### THE PROBLEM
How many of the lines below contain "this"? Answer with that number alone.

### Dataset records on visual material
....................
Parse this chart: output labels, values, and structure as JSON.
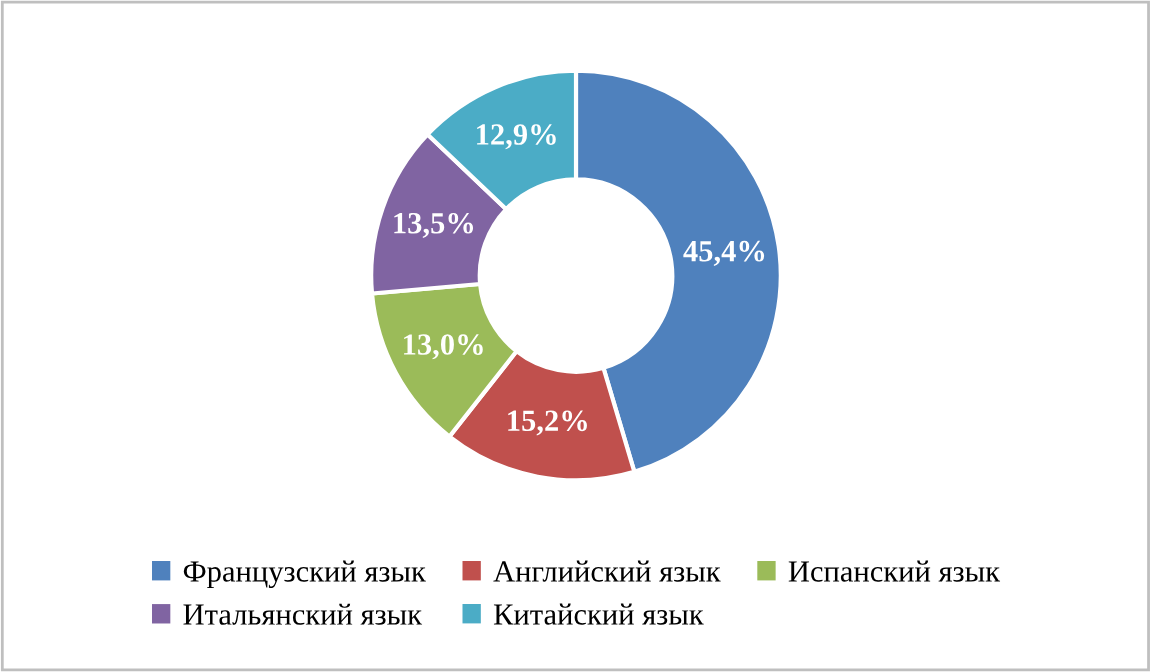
{
  "chart_data": {
    "type": "donut",
    "categories": [
      "Французский язык",
      "Английский язык",
      "Испанский язык",
      "Итальянский язык",
      "Китайский язык"
    ],
    "values": [
      45.4,
      15.2,
      13.0,
      13.5,
      12.9
    ],
    "colors": [
      "#4f81bd",
      "#c0504d",
      "#9bbb59",
      "#8064a2",
      "#4bacc6"
    ],
    "value_labels": [
      "45,4%",
      "15,2%",
      "13,0%",
      "13,5%",
      "12,9%"
    ],
    "legend": "bottom"
  }
}
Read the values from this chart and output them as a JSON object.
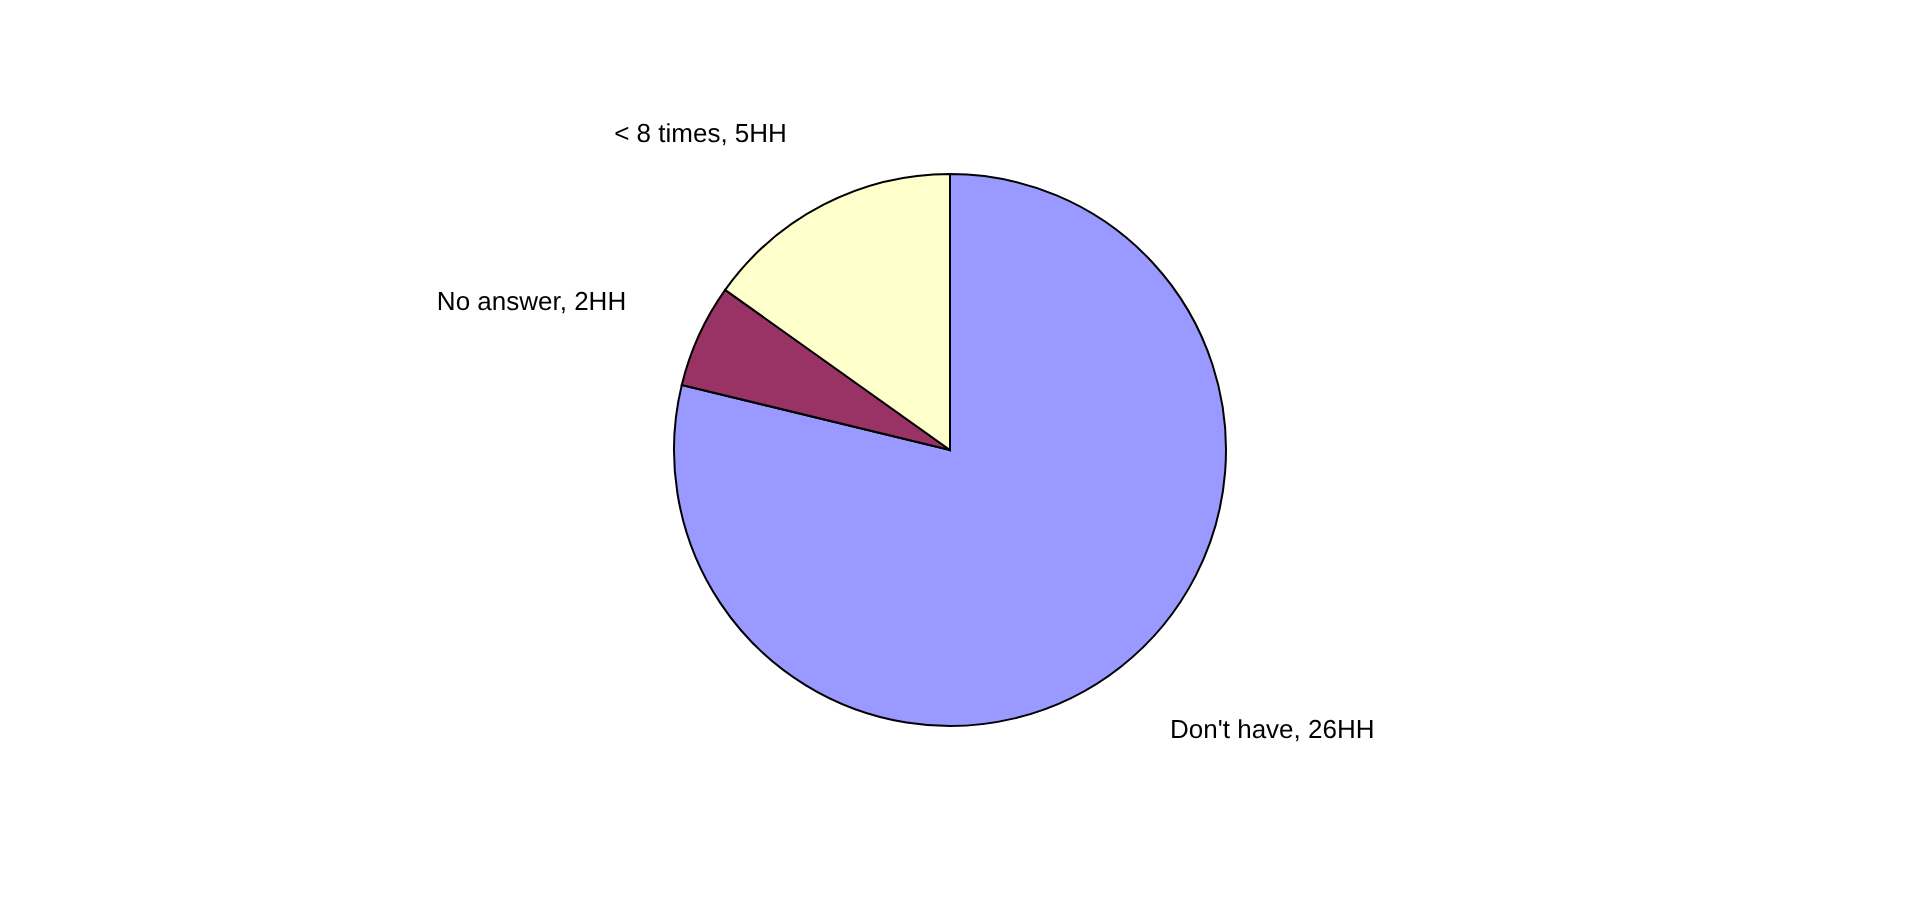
{
  "chart_data": {
    "type": "pie",
    "categories": [
      "Don't have",
      "No answer",
      "< 8 times"
    ],
    "values": [
      26,
      2,
      5
    ],
    "value_labels": [
      "26HH",
      "2HH",
      "5HH"
    ],
    "colors": [
      "#9999ff",
      "#993366",
      "#ffffcc"
    ],
    "legend": false
  }
}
....................
### TASK OUTPUT
2